● **Given request**:
Copy out everything in the items below, from the line containing "441, 569, 453]" down to the line containing "439, 209, 451]", including both of those lines.
** Start Provided entries **
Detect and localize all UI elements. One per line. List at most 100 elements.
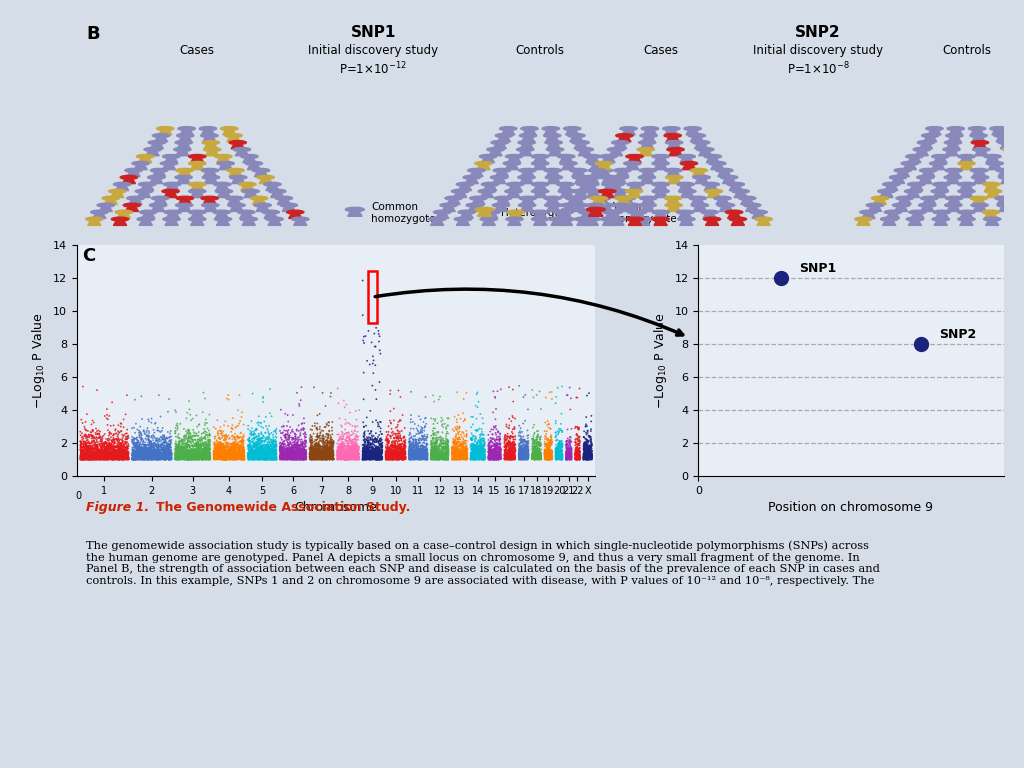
Point	[553, 441, 569, 453]
Point	[416, 449, 432, 461]
Point	[538, 450, 554, 462]
Point	[452, 448, 468, 460]
Point	[111, 452, 127, 464]
Point	[381, 437, 397, 449]
Point	[267, 437, 284, 449]
Point	[482, 435, 499, 448]
Point	[304, 451, 321, 463]
Point	[484, 450, 501, 462]
Point	[176, 447, 193, 459]
Point	[210, 453, 226, 465]
Point	[395, 449, 412, 462]
Point	[568, 449, 585, 462]
Point	[129, 447, 145, 459]
Point	[215, 438, 231, 450]
Point	[430, 452, 446, 464]
Point	[472, 452, 488, 465]
Point	[423, 439, 439, 452]
Point	[201, 443, 217, 455]
Point	[487, 450, 504, 462]
Point	[417, 445, 433, 457]
Point	[125, 444, 141, 456]
Point	[518, 447, 535, 459]
Point	[118, 447, 134, 459]
Point	[209, 438, 225, 450]
Point	[83, 442, 99, 455]
Point	[319, 435, 336, 448]
Point	[412, 432, 428, 445]
Point	[222, 453, 239, 465]
Point	[93, 449, 110, 462]
Point	[243, 452, 259, 465]
Point	[215, 446, 231, 458]
Point	[525, 446, 542, 458]
Point	[154, 425, 170, 437]
Point	[306, 447, 323, 459]
Polygon shape	[665, 131, 678, 135]
Point	[101, 449, 118, 462]
Point	[73, 451, 89, 463]
Point	[484, 453, 501, 465]
Point	[315, 451, 332, 463]
Point	[465, 445, 481, 457]
Point	[284, 452, 300, 464]
Point	[449, 435, 465, 448]
Point	[74, 452, 90, 464]
Point	[197, 440, 213, 452]
Point	[360, 443, 377, 455]
Point	[323, 442, 339, 454]
Point	[112, 448, 128, 460]
Point	[516, 451, 532, 463]
Point	[528, 452, 545, 465]
Circle shape	[606, 182, 624, 187]
Point	[339, 432, 355, 444]
Point	[227, 442, 244, 455]
Point	[459, 447, 475, 459]
Point	[571, 451, 588, 463]
Point	[361, 359, 378, 371]
Point	[505, 447, 521, 459]
Point	[340, 431, 356, 443]
Point	[163, 435, 179, 447]
Point	[129, 444, 145, 456]
Point	[530, 431, 547, 443]
Point	[437, 446, 454, 458]
Point	[108, 452, 124, 464]
Point	[488, 445, 505, 458]
Point	[406, 442, 422, 454]
Point	[263, 452, 280, 465]
Point	[427, 445, 443, 458]
Point	[130, 440, 146, 452]
Point	[153, 449, 169, 461]
Point	[383, 451, 399, 463]
Point	[171, 446, 187, 458]
Point	[288, 442, 304, 454]
Point	[373, 449, 389, 462]
Point	[225, 446, 242, 458]
Point	[464, 452, 480, 464]
Point	[274, 448, 291, 460]
Point	[193, 439, 209, 451]
Point	[153, 451, 169, 463]
Point	[368, 453, 384, 465]
Point	[279, 435, 295, 448]
Circle shape	[971, 204, 988, 207]
Point	[333, 452, 349, 465]
Point	[525, 442, 542, 455]
Point	[254, 445, 270, 458]
Point	[210, 450, 226, 462]
Point	[364, 445, 380, 458]
Point	[290, 453, 306, 465]
Point	[428, 443, 444, 455]
Point	[336, 449, 352, 462]
Point	[209, 452, 225, 464]
Point	[530, 452, 547, 465]
Point	[456, 449, 472, 462]
Point	[308, 442, 325, 455]
Point	[312, 448, 329, 460]
Point	[308, 451, 325, 463]
Point	[532, 439, 549, 452]
Point	[402, 438, 419, 450]
Point	[476, 429, 493, 441]
Point	[221, 444, 238, 456]
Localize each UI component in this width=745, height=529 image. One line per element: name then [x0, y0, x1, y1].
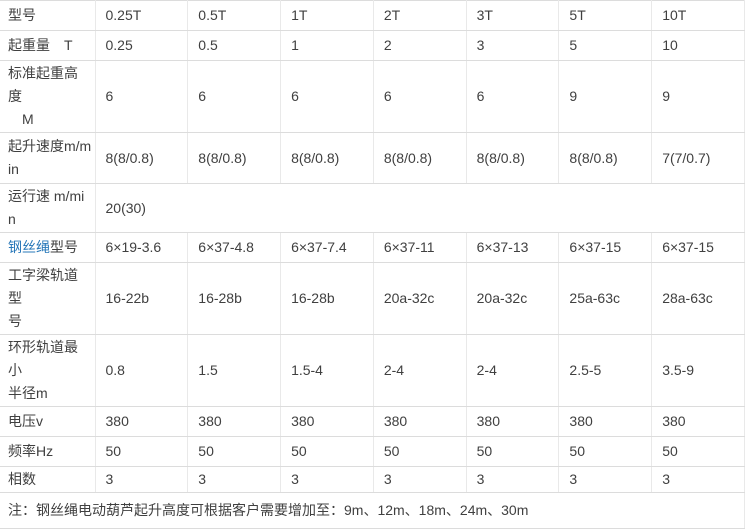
** End Provided entries **
● **Expected output**:
Point	[553, 441, 569, 453]
Point	[416, 449, 432, 461]
Point	[538, 450, 554, 462]
Point	[452, 448, 468, 460]
Point	[111, 452, 127, 464]
Point	[381, 437, 397, 449]
Point	[267, 437, 284, 449]
Point	[482, 435, 499, 448]
Point	[304, 451, 321, 463]
Point	[484, 450, 501, 462]
Point	[176, 447, 193, 459]
Point	[210, 453, 226, 465]
Point	[395, 449, 412, 462]
Point	[568, 449, 585, 462]
Point	[129, 447, 145, 459]
Point	[215, 438, 231, 450]
Point	[430, 452, 446, 464]
Point	[472, 452, 488, 465]
Point	[423, 439, 439, 452]
Point	[201, 443, 217, 455]
Point	[487, 450, 504, 462]
Point	[417, 445, 433, 457]
Point	[125, 444, 141, 456]
Point	[518, 447, 535, 459]
Point	[118, 447, 134, 459]
Point	[209, 438, 225, 450]
Point	[83, 442, 99, 455]
Point	[319, 435, 336, 448]
Point	[412, 432, 428, 445]
Point	[222, 453, 239, 465]
Point	[93, 449, 110, 462]
Point	[243, 452, 259, 465]
Point	[215, 446, 231, 458]
Point	[525, 446, 542, 458]
Point	[154, 425, 170, 437]
Point	[306, 447, 323, 459]
Polygon shape	[665, 131, 678, 135]
Point	[101, 449, 118, 462]
Point	[73, 451, 89, 463]
Point	[484, 453, 501, 465]
Point	[315, 451, 332, 463]
Point	[465, 445, 481, 457]
Point	[284, 452, 300, 464]
Point	[449, 435, 465, 448]
Point	[74, 452, 90, 464]
Point	[197, 440, 213, 452]
Point	[360, 443, 377, 455]
Point	[323, 442, 339, 454]
Point	[112, 448, 128, 460]
Point	[516, 451, 532, 463]
Point	[528, 452, 545, 465]
Circle shape	[606, 182, 624, 187]
Point	[339, 432, 355, 444]
Point	[227, 442, 244, 455]
Point	[459, 447, 475, 459]
Point	[571, 451, 588, 463]
Point	[361, 359, 378, 371]
Point	[505, 447, 521, 459]
Point	[340, 431, 356, 443]
Point	[163, 435, 179, 447]
Point	[129, 444, 145, 456]
Point	[530, 431, 547, 443]
Point	[437, 446, 454, 458]
Point	[108, 452, 124, 464]
Point	[488, 445, 505, 458]
Point	[406, 442, 422, 454]
Point	[263, 452, 280, 465]
Point	[427, 445, 443, 458]
Point	[130, 440, 146, 452]
Point	[153, 449, 169, 461]
Point	[383, 451, 399, 463]
Point	[171, 446, 187, 458]
Point	[288, 442, 304, 454]
Point	[373, 449, 389, 462]
Point	[225, 446, 242, 458]
Point	[464, 452, 480, 464]
Point	[274, 448, 291, 460]
Point	[193, 439, 209, 451]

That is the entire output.